## BEGIN

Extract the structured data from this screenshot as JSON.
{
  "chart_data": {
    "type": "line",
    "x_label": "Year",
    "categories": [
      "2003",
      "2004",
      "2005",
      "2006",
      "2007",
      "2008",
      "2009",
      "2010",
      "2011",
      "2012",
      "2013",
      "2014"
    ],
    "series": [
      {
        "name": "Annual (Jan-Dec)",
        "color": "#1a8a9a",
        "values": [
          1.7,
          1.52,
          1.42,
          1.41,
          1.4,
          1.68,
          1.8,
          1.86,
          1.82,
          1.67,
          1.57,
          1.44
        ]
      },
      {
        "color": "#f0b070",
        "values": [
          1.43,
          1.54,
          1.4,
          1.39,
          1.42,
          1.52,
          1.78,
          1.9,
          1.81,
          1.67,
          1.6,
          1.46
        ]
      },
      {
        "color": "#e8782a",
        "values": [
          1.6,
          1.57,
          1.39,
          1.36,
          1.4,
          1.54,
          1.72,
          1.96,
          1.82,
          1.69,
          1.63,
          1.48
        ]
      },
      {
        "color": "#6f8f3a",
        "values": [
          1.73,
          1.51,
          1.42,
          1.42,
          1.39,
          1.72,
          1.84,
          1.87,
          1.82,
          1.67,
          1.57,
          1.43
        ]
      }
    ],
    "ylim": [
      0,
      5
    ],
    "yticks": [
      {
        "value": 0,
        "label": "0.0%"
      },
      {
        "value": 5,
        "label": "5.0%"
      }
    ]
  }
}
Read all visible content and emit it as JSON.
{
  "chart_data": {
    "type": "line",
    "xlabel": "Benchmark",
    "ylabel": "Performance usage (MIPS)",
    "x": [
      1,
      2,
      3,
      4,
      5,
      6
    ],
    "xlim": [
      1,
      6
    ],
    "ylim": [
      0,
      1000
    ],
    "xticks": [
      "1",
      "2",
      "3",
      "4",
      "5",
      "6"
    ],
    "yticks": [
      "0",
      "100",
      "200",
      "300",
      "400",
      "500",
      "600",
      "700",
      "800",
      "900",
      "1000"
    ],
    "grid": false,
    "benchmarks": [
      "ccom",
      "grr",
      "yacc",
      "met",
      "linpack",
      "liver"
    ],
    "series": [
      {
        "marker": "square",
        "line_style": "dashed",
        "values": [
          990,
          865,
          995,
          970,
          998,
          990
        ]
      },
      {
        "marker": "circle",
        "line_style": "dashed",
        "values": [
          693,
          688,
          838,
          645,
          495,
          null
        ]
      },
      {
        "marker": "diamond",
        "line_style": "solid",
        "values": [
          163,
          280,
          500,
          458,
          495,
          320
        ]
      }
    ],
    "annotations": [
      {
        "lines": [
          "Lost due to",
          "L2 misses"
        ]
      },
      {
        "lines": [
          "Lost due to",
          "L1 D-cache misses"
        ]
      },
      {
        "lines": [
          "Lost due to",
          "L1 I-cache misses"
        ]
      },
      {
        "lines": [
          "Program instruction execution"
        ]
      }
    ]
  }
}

## END
## BEGIN

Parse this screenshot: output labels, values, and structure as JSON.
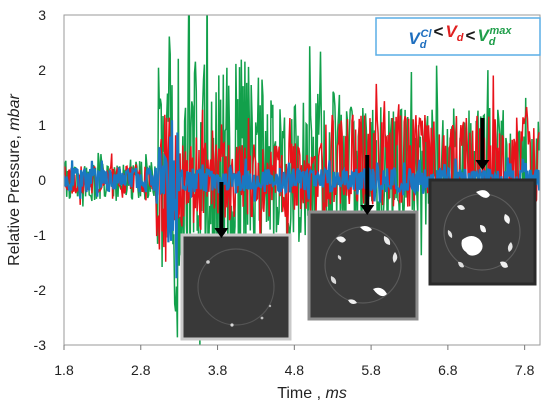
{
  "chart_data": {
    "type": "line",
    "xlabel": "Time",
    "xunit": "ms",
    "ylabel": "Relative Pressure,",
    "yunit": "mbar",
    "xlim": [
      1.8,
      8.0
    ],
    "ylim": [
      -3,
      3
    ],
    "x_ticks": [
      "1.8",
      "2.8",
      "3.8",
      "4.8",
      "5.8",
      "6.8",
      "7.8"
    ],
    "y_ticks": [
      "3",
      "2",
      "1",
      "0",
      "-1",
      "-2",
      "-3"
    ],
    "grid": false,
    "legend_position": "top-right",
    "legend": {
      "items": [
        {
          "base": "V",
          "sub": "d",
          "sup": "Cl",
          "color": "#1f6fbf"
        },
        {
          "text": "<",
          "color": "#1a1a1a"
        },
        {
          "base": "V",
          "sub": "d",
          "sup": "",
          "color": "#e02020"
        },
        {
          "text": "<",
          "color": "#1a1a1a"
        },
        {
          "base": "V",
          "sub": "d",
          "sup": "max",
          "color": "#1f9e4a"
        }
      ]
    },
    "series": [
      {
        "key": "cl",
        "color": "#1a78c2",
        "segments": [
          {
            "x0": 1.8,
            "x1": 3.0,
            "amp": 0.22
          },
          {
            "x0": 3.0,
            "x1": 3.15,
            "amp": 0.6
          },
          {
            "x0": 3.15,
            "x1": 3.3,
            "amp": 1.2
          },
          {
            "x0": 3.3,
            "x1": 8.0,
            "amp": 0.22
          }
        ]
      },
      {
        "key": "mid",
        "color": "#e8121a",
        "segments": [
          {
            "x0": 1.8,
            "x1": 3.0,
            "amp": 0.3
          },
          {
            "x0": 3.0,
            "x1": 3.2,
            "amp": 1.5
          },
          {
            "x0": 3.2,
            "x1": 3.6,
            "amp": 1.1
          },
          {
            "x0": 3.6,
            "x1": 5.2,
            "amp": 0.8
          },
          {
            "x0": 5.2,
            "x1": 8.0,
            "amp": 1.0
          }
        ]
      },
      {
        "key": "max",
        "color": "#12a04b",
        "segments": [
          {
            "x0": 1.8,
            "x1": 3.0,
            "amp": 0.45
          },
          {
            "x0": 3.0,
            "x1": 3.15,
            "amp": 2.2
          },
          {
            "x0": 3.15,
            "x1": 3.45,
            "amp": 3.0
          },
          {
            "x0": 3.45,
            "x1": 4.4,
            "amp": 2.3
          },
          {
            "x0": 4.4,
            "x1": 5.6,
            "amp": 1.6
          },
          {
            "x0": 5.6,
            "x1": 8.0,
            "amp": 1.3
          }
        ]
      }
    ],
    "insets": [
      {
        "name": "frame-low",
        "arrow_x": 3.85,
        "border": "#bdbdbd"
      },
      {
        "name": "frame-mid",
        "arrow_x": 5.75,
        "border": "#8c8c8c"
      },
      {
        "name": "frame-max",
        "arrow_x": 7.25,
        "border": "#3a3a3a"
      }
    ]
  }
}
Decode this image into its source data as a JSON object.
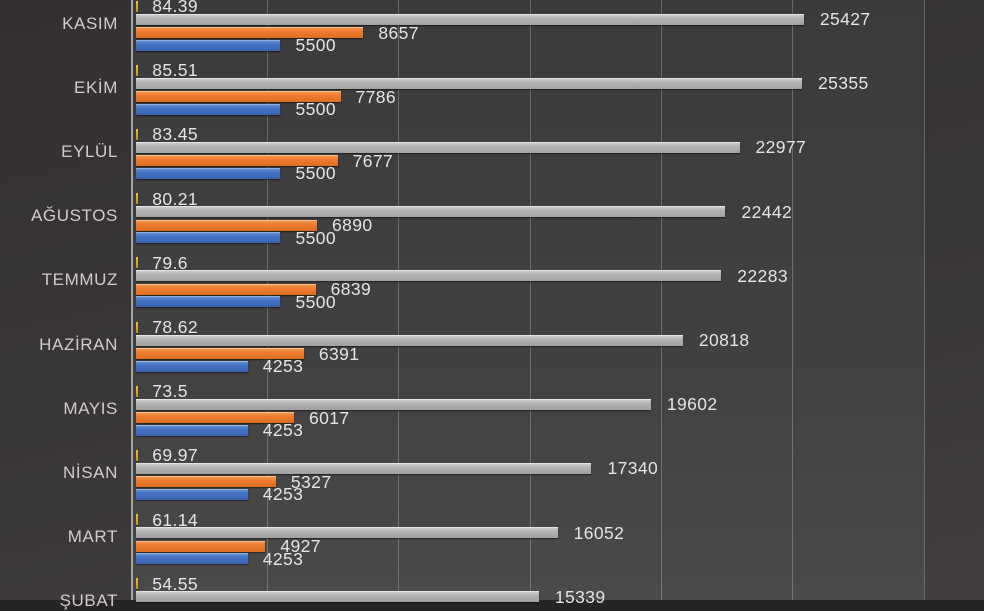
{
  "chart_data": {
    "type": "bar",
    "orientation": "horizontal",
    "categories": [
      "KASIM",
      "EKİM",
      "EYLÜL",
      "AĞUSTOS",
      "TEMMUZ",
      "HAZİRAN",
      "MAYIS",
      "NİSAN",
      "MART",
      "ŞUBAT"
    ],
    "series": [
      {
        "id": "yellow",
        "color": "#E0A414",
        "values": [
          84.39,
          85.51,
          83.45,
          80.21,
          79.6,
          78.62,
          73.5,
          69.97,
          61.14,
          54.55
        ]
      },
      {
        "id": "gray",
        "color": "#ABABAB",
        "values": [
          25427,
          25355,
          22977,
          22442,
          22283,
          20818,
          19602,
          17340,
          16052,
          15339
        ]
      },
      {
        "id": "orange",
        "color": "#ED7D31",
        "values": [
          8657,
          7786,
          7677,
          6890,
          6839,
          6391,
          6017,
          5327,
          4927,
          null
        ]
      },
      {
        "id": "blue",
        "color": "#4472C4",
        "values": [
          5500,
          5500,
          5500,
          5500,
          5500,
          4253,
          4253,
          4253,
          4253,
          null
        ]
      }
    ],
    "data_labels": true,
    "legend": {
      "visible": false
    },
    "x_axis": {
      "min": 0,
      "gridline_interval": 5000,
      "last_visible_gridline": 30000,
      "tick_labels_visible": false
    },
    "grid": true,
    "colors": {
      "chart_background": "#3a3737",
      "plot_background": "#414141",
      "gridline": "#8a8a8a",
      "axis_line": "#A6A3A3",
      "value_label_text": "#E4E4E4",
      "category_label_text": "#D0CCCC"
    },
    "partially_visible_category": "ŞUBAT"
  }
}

## END
## BEGIN

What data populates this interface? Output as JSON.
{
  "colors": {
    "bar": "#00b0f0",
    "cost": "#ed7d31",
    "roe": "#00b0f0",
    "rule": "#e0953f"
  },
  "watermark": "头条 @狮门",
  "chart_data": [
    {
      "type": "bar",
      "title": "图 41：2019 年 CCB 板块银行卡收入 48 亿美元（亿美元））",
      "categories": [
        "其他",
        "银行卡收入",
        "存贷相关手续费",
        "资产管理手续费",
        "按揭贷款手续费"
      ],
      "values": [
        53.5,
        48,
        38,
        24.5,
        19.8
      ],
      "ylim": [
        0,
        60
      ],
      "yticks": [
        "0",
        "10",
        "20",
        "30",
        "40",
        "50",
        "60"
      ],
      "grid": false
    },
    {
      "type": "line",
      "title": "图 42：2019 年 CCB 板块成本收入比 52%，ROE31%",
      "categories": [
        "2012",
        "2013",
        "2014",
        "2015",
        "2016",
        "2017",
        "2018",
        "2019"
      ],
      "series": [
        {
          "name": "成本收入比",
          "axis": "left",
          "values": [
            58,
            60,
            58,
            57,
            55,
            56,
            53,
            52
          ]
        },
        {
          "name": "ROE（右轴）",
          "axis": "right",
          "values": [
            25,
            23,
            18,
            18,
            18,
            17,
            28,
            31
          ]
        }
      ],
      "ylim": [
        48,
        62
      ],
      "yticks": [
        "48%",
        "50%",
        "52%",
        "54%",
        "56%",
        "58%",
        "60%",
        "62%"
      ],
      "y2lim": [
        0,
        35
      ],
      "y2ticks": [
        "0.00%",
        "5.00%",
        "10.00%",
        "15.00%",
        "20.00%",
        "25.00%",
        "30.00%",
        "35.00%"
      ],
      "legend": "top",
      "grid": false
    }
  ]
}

## END

• **PROBLEM**:
Each line that has the word "this" should be copied.

• **WORKED ANSWER**:
Extract the structured data from this screenshot as JSON.
Parse this screenshot: output labels, values, and structure as JSON.
Decode this image into its source data as a JSON object.
What data populates this interface? Output as JSON.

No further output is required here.